[START PAGE EXTRACT]

A Brandon-born scientist behind the famous ecological footprint concept has been given international acclaim — but he would rather see international accountability.
Dr. William Rees from the University of British Columbia and colleague Mathis Wackernagel recently won the prestigious Blue Planet Award for sustainability at the Rio+20 United Nations Conference on Sustainable Development in Brazil.
“It’s a terrific award. It came out of the blue,” Rees said of the C$645,000 prize.
Past recitements include the UN’s special envoy on climate change, former Norwegian prime minister Gro Harlem Brundtland and Canadian activist Maurice Strong.
While Rees is “deeply honoured” by the peer-determined award, which he and Wackernagel received out of 98 nominees from 24 countries, it is bittersweet as a key audience was missing in Brazil.
“Our governments still aren’t paying attention,” he said about Rio+20.
“Here is the single most important issue facing our world and major world leaders decline to attend.”
Rees said Canada has “nothing to be proud of” in its current environmental state.
“Canadians are just as responsible for the decline of the ecosphere as everyone else,” he said.
Each year humans consume more biocapacity than the Earth can sustain. And the consumption varies between the countries that can afford the resources and those that can’t.
The premise behind the ecological footprint is the question of how much area is needed to support a population, from a country to a person.
For example, someone driving a gas-guzzler has a larger ecological footprint than one who cycles.
“If Canada imports, we’re depleting another’s resources,” he said. “We shuffle the planet’s capacity, but it doesn’t increase.”
Rees’ concern with the Earth’s sustainability is deeply rooted in his rural Manitoba background.
During the Second World War, Rees’ father was stationed in Carberry. They came to Brandon for his birth and less than a year later moved to Montreal and finally, Toronto. It was during a large meal at his grandparents farm in Ontario, where Rees worked most of his summers, that his global consciousness first manifested.
“It just suddenly hit me, that everything on that plate I had a part in growing,” Rees recalled. He was only 10 years old at the time, but Rees never forgot the feeling that he was “a part of the Earth.”

[END PAGE EXTRACT]
[START SUPPLIED DATA]

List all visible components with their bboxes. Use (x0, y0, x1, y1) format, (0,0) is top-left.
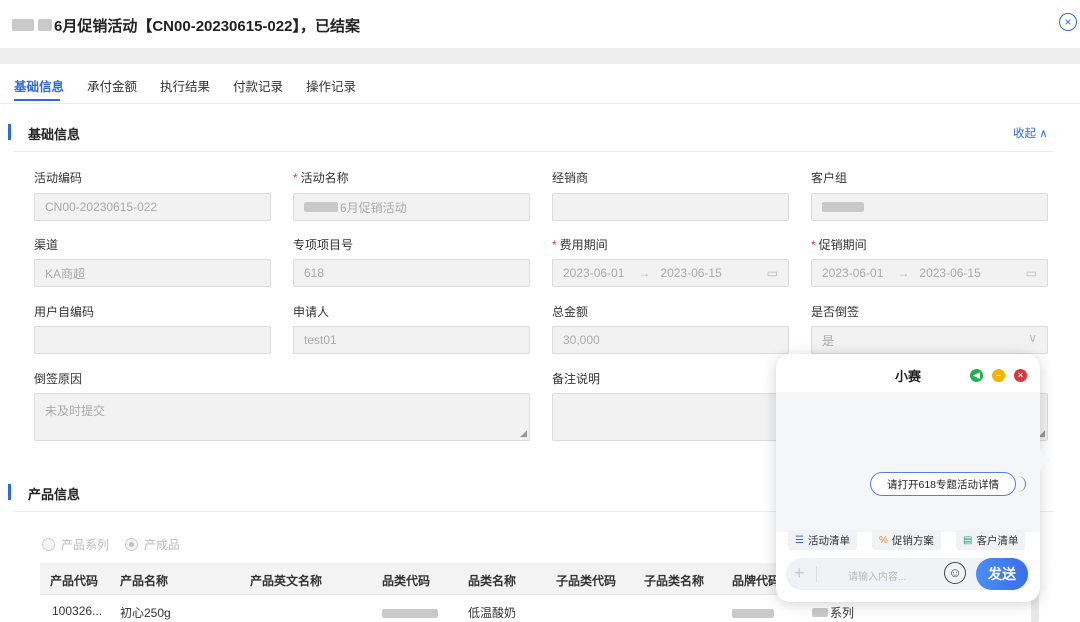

[END SUPPLIED DATA]

# TASKS TO PERFORM:
**A.** From the ecological footprint article above, write out word for word the passage that begins with the words containing "For example, someone" and ends with "consciousness first manifested.".
**B.** Continue the article about William Rees and the ecological footprint from where it ends.

# ANSWER LIST:
**A.**
For example, someone driving a gas-guzzler has a larger ecological footprint than one who cycles.
“If Canada imports, we’re depleting another’s resources,” he said. “We shuffle the planet’s capacity, but it doesn’t increase.”
Rees’ concern with the Earth’s sustainability is deeply rooted in his rural Manitoba background.
During the Second World War, Rees’ father was stationed in Carberry. They came to Brandon for his birth and less than a year later moved to Montreal and finally, Toronto. It was during a large meal at his grandparents farm in Ontario, where Rees worked most of his summers, that his global consciousness first manifested.

**B.**
In the 1970s, Rees became particularly interested in the idea of carrying capacity, the traditional notion of which focuses on how many individuals an area can support.
“How many people could Manitoba support? How many can the farm support?” Rees said.
After presenting what he believed to be a confident paper on the reality of the Earth’s carrying capacity in the early part of his career, Rees was pulled aside by an economist who called the scientist’s argument “completely irrelevant” in the advent of trade and technology.
“Our populations can grow far beyond our carrying capacity,” Rees explained. “So I thought about it for a long time and then flipped the ratio on its head — how much area is needed to support a given individual?”
For more than 30 years, Rees worked on his concept. It was his student, Mathis Wackernagel, who performed the first regional scale study of the ecological footprint in the Lower Mainland of British Columbia for his PhD.
A Swiss national, Wackernagel now heads the Global Footprint Network, a sustainability think-tank with offices in the U.S. and Europe.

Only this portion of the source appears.